TASK BRIEF: Transcribe precisely those lines of the listing that fall between the line containing "Transcribe the text in this document." and the last line, inclusive of both.

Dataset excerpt
★ ★ ★ ★

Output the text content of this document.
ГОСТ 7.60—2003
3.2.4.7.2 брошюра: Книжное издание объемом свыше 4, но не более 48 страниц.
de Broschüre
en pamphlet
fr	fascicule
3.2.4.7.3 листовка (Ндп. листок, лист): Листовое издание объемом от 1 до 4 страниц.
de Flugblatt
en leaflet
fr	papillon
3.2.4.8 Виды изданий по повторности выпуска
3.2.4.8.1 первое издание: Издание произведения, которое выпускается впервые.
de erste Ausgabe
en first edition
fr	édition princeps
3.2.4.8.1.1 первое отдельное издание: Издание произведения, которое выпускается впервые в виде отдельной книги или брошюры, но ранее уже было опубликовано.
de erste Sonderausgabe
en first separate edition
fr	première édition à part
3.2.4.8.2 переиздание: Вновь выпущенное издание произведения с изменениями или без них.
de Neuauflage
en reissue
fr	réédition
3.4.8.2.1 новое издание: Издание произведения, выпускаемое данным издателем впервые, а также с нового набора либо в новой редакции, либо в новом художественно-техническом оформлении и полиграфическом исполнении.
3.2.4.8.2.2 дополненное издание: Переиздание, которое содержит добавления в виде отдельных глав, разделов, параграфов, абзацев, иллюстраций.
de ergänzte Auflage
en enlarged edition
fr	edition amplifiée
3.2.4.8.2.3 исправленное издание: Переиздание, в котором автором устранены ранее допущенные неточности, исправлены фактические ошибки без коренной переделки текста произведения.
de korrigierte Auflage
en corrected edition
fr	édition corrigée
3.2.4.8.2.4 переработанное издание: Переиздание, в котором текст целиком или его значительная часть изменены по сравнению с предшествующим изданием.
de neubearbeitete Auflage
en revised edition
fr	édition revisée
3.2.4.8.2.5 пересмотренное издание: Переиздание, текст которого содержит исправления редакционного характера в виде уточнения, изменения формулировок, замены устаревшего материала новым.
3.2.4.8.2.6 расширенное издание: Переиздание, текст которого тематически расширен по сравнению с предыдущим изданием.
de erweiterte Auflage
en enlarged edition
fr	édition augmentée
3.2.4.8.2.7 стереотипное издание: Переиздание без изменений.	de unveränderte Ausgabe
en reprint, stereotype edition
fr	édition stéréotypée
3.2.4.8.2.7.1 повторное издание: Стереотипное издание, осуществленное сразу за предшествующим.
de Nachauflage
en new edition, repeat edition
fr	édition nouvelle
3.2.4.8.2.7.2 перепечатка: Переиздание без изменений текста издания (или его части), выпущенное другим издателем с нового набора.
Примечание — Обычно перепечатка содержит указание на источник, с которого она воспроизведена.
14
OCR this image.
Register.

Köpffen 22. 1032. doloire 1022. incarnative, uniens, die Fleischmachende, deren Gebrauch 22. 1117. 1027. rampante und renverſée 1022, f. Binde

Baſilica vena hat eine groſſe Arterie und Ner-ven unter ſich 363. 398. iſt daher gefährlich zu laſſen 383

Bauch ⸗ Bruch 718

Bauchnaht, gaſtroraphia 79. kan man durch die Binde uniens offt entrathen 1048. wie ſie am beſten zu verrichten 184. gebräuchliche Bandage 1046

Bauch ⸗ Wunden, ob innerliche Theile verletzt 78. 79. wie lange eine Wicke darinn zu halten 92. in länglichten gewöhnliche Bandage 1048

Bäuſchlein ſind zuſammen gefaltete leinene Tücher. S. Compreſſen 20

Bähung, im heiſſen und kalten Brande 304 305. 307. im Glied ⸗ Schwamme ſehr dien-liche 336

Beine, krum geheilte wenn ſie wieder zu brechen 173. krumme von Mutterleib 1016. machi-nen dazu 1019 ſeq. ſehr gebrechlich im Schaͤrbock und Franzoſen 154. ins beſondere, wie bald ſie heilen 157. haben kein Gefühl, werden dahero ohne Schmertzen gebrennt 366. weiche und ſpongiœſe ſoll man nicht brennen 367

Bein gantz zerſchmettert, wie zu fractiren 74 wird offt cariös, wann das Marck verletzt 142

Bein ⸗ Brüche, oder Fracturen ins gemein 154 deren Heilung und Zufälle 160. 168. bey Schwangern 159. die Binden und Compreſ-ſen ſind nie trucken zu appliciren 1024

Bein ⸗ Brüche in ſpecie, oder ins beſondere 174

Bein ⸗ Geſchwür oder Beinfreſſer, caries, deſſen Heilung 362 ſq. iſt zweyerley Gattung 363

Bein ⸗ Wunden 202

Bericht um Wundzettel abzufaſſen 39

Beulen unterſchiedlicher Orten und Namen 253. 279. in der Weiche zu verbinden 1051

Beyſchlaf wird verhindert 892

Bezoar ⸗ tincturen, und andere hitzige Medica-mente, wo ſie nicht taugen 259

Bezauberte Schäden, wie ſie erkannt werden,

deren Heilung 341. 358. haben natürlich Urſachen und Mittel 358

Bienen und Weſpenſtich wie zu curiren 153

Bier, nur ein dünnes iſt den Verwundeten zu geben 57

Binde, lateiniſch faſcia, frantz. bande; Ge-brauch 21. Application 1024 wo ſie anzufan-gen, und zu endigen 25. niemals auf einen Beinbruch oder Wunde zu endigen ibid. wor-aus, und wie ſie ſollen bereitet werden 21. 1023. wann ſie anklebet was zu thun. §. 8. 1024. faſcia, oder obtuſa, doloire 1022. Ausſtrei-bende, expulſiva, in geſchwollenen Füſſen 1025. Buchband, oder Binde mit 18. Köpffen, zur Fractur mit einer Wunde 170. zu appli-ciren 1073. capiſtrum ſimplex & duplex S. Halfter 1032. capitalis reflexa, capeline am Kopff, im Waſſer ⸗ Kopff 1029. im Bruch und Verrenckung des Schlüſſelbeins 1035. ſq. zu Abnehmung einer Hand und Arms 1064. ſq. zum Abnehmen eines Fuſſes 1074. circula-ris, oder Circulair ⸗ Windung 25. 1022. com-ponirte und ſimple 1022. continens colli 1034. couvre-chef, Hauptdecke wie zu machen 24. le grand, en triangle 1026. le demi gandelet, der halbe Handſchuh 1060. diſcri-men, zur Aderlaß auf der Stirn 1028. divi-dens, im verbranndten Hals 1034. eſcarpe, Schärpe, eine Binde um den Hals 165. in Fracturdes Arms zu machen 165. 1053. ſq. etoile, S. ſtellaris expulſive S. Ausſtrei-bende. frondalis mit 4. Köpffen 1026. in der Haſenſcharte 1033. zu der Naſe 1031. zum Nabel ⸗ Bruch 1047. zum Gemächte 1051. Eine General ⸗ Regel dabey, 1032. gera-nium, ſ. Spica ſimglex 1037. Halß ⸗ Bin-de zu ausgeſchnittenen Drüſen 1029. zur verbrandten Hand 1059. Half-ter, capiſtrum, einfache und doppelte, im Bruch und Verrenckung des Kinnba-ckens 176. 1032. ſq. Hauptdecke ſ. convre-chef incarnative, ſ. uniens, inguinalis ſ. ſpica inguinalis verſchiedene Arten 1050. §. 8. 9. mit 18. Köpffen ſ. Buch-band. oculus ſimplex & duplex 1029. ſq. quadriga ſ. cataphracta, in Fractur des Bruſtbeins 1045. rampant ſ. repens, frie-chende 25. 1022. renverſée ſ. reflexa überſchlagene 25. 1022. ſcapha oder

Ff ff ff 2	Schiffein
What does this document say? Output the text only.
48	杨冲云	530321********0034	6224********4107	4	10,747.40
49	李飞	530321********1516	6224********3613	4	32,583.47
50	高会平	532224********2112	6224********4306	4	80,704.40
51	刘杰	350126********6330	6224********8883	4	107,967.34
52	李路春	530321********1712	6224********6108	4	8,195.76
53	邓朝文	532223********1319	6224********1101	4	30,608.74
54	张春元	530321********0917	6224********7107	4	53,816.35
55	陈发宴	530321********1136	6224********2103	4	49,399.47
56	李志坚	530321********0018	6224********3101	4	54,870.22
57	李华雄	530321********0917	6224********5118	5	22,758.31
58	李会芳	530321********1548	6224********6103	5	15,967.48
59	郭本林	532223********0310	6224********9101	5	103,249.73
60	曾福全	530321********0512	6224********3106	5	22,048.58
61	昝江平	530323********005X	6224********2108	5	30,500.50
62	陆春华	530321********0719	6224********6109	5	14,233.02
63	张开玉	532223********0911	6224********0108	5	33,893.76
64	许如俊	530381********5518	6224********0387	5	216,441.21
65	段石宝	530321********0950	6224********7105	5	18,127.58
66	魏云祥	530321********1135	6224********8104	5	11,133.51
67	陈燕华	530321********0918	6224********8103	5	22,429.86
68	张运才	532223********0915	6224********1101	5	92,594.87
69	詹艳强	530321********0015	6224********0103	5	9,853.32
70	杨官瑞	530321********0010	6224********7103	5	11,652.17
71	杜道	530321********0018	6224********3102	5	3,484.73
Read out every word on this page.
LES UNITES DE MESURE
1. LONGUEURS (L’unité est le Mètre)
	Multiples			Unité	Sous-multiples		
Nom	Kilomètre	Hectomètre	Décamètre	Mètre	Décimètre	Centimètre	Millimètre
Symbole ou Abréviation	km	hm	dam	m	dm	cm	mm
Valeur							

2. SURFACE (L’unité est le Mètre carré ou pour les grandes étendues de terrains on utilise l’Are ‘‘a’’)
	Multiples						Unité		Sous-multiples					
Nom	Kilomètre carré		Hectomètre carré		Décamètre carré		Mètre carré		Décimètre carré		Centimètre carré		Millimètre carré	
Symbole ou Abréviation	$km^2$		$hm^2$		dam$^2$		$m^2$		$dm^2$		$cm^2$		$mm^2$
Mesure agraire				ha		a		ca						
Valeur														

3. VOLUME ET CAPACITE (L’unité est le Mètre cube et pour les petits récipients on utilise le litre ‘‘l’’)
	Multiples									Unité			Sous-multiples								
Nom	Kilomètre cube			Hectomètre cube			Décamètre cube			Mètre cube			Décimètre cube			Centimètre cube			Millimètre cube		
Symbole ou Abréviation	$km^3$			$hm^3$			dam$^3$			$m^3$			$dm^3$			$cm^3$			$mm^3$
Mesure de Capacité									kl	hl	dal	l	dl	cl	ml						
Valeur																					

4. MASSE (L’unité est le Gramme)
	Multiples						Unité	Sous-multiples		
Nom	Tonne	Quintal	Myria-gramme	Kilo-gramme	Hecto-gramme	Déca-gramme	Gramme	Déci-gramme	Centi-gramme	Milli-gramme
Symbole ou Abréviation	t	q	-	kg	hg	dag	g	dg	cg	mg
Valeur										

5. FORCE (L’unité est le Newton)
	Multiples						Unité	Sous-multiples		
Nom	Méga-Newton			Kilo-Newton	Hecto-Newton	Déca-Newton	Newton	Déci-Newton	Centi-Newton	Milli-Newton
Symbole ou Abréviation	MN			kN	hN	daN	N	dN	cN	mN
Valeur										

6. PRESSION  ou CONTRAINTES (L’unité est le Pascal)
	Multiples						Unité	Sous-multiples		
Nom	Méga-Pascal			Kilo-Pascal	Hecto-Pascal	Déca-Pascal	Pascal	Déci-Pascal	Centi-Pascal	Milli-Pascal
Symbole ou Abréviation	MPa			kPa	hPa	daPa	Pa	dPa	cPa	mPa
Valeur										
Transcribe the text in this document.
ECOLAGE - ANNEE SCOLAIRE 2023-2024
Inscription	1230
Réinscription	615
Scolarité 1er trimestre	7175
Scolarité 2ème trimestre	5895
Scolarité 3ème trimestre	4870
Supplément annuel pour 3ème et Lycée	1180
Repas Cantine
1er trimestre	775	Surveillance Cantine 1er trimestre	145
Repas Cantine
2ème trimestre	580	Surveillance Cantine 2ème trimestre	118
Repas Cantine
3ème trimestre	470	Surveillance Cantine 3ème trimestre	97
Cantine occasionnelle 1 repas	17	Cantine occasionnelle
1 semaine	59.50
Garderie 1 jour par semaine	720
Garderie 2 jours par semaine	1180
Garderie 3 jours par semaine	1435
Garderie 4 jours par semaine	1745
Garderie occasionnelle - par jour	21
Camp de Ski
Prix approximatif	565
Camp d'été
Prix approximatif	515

★ ★ ★ ★

TASK RESULT:
Transcribe the text in this document.
ECOLAGE - ANNEE SCOLAIRE 2023-2024
Inscription	1230
Réinscription	615
Scolarité 1er trimestre	7175
Scolarité 2ème trimestre	5895
Scolarité 3ème trimestre	4870
Supplément annuel pour 3ème et Lycée	1180
Repas Cantine
1er trimestre	775	Surveillance Cantine 1er trimestre	145
Repas Cantine
2ème trimestre	580	Surveillance Cantine 2ème trimestre	118
Repas Cantine
3ème trimestre	470	Surveillance Cantine 3ème trimestre	97
Cantine occasionnelle 1 repas	17	Cantine occasionnelle
1 semaine	59.50
Garderie 1 jour par semaine	720
Garderie 2 jours par semaine	1180
Garderie 3 jours par semaine	1435
Garderie 4 jours par semaine	1745
Garderie occasionnelle - par jour	21
Camp de Ski
Prix approximatif	565
Camp d'été
Prix approximatif	515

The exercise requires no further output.